Problem: State the number of lines below in which the word "carbon" appears. Nothing else belongs in the answer.

Part of a data file:
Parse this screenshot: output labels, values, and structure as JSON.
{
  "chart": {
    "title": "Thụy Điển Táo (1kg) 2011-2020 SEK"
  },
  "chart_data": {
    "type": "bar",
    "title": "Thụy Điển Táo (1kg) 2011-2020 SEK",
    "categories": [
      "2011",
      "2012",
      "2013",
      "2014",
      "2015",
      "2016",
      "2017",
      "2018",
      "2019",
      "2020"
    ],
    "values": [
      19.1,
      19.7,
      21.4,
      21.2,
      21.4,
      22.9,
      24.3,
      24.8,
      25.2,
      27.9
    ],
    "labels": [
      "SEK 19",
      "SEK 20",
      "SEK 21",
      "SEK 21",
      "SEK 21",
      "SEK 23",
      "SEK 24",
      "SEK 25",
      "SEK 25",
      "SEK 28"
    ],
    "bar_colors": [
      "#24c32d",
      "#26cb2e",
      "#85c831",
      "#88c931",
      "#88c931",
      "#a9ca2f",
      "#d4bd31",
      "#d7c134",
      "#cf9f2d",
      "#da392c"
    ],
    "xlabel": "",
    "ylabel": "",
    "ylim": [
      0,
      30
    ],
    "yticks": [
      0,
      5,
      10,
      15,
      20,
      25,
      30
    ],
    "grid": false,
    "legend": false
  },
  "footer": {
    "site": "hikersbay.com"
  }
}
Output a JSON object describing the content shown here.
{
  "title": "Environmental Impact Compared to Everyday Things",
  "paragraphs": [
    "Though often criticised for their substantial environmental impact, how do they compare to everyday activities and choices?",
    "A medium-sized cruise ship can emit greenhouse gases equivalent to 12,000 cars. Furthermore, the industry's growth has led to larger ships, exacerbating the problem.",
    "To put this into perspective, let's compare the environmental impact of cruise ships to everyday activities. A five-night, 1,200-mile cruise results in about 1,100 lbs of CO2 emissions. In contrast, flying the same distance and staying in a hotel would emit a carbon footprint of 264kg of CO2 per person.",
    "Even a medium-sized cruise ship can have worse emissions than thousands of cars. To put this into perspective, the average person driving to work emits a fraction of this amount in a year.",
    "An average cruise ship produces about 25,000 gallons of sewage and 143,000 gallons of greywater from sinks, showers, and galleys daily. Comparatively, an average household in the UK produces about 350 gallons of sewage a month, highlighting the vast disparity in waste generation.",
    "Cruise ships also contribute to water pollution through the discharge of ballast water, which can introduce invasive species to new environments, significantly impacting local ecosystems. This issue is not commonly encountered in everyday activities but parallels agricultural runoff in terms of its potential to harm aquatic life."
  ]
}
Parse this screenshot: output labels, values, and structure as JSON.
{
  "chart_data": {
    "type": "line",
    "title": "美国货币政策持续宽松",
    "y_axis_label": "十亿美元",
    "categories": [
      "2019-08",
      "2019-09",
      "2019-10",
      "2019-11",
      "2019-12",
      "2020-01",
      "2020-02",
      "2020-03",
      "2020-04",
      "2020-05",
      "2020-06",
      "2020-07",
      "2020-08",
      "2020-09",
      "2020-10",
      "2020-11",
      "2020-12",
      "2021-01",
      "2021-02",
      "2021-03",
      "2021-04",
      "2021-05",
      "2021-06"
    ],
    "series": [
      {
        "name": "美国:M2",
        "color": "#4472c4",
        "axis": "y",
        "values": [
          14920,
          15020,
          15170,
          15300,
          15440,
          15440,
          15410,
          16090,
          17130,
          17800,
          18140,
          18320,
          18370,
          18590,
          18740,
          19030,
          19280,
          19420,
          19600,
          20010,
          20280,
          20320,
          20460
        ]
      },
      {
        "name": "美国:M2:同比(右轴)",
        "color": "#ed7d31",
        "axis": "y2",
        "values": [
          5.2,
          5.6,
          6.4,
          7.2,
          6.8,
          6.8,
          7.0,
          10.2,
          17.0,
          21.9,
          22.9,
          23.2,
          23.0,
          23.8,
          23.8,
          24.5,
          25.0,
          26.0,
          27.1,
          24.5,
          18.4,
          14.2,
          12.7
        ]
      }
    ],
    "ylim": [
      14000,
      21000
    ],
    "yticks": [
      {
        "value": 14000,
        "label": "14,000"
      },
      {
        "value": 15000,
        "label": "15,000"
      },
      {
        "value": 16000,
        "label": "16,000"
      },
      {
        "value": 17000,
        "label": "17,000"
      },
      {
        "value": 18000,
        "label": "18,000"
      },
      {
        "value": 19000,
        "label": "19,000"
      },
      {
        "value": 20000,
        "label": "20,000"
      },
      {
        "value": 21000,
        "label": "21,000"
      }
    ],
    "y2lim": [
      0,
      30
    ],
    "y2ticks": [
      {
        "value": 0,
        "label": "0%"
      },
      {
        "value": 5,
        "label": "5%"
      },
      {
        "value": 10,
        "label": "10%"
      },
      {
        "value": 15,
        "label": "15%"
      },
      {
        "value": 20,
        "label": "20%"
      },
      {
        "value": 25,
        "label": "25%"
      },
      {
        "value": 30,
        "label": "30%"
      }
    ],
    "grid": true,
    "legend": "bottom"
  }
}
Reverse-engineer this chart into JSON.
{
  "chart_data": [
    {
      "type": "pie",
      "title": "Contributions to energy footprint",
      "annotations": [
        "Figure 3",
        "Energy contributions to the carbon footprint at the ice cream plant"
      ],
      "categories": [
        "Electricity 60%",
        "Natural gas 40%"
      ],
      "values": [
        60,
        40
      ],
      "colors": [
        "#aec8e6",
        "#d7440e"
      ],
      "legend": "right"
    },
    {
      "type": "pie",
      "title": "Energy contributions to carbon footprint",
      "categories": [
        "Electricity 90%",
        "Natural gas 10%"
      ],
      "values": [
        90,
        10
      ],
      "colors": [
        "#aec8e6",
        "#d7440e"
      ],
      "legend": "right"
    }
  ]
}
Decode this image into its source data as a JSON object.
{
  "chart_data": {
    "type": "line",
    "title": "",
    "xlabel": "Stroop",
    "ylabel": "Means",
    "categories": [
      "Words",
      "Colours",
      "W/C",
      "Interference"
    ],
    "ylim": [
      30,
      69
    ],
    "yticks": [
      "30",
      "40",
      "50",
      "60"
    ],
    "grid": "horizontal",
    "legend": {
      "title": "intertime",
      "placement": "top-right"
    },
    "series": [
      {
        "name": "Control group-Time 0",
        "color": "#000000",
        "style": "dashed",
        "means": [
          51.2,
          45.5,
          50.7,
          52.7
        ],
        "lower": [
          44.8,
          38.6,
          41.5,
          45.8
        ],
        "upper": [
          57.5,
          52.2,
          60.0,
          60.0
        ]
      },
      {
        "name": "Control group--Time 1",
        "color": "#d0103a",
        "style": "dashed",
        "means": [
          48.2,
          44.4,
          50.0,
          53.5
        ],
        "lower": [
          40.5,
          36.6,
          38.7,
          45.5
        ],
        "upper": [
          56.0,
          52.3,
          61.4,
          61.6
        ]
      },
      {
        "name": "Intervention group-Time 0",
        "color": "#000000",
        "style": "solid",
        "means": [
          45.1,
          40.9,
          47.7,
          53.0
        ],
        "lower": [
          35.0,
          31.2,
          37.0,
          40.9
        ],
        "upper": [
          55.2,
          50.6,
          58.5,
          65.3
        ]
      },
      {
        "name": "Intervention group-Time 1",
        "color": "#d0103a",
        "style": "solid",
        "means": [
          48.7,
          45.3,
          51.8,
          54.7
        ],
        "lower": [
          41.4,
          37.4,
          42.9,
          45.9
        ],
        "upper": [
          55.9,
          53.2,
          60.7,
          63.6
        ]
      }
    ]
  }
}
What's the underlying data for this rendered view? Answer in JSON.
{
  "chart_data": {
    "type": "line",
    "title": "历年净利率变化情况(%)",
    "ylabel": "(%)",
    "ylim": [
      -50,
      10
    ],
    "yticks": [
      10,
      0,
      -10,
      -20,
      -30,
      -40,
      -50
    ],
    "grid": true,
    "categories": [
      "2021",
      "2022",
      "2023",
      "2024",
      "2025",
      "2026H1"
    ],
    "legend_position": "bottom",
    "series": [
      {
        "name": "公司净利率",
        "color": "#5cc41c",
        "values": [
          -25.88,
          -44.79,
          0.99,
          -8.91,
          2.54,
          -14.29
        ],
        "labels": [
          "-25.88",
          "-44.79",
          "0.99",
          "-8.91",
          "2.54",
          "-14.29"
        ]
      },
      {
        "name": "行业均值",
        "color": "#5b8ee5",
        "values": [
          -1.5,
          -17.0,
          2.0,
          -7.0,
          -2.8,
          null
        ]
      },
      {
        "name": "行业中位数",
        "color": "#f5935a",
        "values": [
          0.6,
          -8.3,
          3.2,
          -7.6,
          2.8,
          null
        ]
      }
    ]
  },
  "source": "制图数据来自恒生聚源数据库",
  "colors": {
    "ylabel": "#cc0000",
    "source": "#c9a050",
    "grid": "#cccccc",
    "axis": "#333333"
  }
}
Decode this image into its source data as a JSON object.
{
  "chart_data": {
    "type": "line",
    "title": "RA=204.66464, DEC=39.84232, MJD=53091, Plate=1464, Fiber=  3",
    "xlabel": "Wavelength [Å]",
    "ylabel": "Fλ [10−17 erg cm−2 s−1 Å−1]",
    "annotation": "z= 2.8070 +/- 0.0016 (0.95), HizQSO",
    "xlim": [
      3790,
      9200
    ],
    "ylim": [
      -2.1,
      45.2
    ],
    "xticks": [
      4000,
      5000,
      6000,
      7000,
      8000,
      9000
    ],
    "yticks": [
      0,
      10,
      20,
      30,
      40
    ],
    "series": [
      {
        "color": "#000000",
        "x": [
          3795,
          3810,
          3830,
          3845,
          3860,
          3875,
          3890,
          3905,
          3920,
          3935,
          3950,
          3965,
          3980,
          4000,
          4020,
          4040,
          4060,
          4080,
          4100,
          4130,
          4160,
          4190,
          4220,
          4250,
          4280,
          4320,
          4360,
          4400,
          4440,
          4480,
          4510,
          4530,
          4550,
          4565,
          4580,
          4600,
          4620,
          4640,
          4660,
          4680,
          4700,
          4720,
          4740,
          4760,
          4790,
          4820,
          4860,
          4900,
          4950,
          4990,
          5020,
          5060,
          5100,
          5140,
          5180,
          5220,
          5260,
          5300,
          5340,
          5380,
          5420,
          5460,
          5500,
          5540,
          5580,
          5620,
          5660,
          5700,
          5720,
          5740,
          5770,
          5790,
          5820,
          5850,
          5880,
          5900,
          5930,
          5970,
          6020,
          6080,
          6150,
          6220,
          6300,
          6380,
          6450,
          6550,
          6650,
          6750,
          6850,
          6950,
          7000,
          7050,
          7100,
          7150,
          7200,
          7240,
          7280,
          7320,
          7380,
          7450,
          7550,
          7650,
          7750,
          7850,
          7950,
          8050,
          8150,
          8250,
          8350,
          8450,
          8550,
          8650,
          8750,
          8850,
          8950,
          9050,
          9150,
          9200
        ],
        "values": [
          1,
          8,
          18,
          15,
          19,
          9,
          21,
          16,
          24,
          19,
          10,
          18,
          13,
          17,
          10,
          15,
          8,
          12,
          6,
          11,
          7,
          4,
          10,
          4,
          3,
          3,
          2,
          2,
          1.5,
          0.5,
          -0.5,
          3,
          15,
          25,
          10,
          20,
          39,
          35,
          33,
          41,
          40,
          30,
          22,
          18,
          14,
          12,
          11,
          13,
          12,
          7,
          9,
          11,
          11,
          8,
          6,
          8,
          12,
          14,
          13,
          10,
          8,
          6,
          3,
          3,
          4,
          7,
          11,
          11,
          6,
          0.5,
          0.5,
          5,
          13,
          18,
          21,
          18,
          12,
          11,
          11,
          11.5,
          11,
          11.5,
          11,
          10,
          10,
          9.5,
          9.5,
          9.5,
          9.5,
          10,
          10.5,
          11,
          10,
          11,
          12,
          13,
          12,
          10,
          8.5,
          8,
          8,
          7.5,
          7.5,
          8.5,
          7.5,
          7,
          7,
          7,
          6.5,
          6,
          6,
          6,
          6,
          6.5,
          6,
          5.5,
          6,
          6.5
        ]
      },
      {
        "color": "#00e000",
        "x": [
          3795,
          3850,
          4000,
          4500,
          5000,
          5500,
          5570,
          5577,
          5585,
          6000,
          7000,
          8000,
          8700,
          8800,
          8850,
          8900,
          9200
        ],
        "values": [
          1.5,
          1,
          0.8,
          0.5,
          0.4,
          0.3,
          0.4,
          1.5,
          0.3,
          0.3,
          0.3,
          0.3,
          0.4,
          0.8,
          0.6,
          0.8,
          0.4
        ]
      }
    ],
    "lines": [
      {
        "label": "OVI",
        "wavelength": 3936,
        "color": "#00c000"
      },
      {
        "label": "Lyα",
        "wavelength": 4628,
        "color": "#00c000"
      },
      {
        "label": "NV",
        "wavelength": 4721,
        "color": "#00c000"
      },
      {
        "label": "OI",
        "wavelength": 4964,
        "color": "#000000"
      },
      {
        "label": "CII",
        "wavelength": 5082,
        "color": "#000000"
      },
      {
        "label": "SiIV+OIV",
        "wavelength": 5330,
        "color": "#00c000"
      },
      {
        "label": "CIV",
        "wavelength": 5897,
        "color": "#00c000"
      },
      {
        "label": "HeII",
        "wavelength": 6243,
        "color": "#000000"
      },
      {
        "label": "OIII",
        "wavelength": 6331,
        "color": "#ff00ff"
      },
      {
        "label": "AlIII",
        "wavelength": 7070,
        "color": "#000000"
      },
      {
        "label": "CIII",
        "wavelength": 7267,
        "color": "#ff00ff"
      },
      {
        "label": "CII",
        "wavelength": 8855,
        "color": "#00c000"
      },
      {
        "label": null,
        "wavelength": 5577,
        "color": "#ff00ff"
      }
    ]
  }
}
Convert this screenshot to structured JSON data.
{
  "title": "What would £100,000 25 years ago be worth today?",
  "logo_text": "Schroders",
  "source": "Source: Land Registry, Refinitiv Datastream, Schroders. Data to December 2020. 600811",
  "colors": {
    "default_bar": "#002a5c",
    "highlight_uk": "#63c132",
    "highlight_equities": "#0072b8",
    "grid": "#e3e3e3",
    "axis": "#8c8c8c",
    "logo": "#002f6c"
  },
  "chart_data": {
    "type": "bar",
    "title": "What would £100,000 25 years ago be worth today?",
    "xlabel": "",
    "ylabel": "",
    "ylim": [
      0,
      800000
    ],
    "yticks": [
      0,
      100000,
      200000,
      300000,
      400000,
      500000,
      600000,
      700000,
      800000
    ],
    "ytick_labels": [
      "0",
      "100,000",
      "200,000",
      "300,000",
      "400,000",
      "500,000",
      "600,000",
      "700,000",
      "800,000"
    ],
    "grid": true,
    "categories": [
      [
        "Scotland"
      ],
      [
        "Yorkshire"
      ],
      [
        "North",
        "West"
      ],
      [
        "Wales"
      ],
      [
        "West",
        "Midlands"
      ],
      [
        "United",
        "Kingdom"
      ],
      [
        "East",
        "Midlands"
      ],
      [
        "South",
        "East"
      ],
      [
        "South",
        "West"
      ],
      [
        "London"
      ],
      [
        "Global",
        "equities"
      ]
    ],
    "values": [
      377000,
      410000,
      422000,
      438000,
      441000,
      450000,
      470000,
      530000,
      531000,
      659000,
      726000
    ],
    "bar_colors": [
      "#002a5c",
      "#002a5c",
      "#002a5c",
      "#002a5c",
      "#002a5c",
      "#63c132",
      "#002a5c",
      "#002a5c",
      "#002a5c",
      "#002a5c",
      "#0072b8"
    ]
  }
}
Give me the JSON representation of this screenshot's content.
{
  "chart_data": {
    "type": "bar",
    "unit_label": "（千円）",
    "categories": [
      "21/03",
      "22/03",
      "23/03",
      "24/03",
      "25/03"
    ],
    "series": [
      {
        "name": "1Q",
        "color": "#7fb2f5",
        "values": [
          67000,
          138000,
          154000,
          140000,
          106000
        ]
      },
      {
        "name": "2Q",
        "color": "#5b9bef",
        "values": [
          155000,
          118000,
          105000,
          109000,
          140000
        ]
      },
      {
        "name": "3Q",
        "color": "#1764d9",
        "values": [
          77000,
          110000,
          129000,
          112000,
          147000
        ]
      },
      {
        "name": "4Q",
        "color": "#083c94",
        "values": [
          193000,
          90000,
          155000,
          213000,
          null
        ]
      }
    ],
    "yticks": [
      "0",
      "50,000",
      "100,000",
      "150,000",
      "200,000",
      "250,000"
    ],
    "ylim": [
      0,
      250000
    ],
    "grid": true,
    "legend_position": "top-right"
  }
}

Full output: 3